**Supplied records**
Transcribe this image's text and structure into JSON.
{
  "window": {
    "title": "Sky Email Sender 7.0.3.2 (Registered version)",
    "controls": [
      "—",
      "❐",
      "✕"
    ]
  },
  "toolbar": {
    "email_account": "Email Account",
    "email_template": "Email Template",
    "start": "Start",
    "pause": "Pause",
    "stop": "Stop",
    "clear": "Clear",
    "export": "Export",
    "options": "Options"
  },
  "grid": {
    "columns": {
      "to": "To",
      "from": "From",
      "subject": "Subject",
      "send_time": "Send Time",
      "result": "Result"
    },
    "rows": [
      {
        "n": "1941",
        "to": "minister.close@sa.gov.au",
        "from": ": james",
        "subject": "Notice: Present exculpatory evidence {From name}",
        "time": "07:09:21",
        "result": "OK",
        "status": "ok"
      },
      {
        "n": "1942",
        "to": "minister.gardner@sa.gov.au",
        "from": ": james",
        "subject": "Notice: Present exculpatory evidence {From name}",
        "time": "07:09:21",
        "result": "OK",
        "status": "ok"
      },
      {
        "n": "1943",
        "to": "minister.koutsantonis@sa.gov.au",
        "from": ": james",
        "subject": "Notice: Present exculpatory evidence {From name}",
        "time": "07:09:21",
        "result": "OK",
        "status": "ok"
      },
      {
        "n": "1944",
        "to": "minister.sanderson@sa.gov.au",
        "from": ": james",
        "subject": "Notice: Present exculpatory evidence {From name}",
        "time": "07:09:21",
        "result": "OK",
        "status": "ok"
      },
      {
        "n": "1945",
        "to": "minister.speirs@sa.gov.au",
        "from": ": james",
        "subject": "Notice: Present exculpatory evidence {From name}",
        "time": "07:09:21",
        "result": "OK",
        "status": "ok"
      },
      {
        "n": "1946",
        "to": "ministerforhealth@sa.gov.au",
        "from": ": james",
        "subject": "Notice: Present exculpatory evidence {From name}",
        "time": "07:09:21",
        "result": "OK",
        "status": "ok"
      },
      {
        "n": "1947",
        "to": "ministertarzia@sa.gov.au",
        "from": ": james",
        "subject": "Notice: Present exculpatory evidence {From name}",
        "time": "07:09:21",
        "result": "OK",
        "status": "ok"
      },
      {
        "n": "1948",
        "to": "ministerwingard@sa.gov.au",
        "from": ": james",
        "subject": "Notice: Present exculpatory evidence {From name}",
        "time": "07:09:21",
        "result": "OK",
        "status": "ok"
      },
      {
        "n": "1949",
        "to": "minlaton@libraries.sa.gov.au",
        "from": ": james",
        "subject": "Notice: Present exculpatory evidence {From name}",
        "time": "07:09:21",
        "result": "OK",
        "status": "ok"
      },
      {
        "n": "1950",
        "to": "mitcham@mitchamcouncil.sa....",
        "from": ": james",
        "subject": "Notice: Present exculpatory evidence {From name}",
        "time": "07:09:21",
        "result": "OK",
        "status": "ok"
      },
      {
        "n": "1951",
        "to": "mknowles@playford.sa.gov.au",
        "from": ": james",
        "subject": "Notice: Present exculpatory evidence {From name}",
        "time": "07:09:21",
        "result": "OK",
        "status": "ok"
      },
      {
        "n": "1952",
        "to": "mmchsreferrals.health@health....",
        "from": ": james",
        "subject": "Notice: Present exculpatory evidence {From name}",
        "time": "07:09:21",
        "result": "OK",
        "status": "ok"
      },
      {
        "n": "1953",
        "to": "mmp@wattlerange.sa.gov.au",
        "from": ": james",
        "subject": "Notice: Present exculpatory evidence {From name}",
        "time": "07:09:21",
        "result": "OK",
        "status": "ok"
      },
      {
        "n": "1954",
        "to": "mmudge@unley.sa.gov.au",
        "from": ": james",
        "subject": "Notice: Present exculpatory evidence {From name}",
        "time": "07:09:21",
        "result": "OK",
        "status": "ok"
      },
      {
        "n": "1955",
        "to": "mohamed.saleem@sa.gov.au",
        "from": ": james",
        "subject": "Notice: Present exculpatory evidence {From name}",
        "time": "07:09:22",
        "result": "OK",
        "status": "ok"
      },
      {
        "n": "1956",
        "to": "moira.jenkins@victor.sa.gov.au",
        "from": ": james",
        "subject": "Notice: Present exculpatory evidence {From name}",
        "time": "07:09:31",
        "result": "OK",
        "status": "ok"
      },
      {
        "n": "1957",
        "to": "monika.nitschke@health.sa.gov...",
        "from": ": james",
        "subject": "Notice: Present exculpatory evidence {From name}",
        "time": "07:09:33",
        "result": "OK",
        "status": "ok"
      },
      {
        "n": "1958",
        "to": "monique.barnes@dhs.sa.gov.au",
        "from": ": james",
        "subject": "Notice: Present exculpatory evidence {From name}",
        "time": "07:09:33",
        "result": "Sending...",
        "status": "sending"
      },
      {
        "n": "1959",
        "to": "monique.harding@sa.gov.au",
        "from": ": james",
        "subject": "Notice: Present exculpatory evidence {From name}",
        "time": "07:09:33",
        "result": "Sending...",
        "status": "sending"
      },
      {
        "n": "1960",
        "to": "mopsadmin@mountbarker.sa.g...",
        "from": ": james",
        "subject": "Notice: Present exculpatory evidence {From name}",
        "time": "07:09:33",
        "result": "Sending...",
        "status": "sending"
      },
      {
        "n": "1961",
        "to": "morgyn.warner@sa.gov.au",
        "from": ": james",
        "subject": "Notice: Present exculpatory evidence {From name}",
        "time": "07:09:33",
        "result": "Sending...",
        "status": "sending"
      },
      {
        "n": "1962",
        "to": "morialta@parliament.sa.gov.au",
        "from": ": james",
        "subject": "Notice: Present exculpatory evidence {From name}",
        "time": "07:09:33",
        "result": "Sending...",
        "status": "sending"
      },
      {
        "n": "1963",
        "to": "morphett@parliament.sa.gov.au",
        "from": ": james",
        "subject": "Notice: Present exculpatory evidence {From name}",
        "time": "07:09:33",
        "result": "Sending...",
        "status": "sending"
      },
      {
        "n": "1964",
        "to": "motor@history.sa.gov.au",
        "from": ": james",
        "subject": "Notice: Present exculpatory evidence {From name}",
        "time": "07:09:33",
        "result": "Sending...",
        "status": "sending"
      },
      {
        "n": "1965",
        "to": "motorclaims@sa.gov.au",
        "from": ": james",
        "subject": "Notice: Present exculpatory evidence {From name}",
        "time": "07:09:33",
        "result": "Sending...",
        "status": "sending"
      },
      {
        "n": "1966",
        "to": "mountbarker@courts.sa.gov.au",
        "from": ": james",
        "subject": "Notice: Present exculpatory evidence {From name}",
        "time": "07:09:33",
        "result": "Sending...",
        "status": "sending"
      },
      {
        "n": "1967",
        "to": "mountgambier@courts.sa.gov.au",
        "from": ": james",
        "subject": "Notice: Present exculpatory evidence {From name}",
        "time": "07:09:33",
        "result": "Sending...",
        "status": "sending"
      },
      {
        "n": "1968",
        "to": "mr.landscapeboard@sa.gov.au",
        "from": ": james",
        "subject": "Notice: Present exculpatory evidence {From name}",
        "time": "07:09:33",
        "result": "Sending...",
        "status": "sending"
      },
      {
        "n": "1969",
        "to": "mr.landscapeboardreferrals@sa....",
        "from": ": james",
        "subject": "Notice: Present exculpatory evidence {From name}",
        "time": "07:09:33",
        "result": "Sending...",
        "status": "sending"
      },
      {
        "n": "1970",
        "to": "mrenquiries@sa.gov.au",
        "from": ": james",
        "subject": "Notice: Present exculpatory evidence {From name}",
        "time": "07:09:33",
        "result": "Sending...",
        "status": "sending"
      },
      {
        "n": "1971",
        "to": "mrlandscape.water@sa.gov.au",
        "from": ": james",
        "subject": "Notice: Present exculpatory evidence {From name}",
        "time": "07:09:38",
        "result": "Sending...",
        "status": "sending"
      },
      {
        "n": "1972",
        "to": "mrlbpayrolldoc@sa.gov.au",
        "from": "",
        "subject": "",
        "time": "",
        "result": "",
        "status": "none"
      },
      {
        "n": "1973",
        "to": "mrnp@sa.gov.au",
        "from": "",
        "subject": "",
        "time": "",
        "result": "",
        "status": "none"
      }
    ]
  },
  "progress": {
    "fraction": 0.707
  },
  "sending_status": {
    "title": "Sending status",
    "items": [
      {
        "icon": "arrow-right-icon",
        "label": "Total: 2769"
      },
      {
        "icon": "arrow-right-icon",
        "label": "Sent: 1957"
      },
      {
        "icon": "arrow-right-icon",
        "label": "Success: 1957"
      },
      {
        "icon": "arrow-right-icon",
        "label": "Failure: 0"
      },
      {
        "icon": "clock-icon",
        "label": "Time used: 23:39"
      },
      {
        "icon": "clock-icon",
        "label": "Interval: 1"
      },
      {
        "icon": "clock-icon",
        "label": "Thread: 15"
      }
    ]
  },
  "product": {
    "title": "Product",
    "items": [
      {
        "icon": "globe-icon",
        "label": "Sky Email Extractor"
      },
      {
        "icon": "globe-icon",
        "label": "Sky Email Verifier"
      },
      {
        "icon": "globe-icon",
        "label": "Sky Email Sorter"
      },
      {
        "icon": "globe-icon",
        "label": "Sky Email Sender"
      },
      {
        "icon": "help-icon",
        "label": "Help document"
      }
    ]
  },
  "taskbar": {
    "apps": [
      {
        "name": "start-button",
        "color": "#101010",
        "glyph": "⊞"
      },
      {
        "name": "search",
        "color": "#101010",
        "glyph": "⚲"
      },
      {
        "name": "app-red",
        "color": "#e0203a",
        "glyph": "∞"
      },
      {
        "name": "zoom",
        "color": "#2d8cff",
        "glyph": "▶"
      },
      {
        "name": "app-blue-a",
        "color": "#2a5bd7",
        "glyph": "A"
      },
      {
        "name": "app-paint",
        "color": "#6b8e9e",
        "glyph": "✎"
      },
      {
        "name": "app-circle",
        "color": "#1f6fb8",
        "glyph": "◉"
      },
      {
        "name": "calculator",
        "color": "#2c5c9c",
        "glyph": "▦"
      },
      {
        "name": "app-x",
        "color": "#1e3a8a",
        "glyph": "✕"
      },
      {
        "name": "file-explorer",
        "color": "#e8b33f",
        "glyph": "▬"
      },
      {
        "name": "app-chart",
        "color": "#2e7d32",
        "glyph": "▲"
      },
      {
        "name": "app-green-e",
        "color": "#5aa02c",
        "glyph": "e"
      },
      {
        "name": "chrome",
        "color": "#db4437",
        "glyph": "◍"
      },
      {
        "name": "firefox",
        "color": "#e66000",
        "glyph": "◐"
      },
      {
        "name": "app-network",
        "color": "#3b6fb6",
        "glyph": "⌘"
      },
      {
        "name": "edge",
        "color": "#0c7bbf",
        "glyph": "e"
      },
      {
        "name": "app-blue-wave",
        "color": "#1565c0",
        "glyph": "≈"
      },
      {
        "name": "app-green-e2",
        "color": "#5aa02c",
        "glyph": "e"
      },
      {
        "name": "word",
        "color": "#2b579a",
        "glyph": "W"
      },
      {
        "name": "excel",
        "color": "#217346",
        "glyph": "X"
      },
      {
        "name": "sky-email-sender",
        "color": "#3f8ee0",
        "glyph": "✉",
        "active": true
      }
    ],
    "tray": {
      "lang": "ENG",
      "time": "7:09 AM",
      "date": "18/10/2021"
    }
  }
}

**Exercise prompt**
Track down every line of the material containing the string "courts", and copy it.

**Exercise response**
        "to": "mountbarker@courts.sa.gov.au",
        "to": "mountgambier@courts.sa.gov.au",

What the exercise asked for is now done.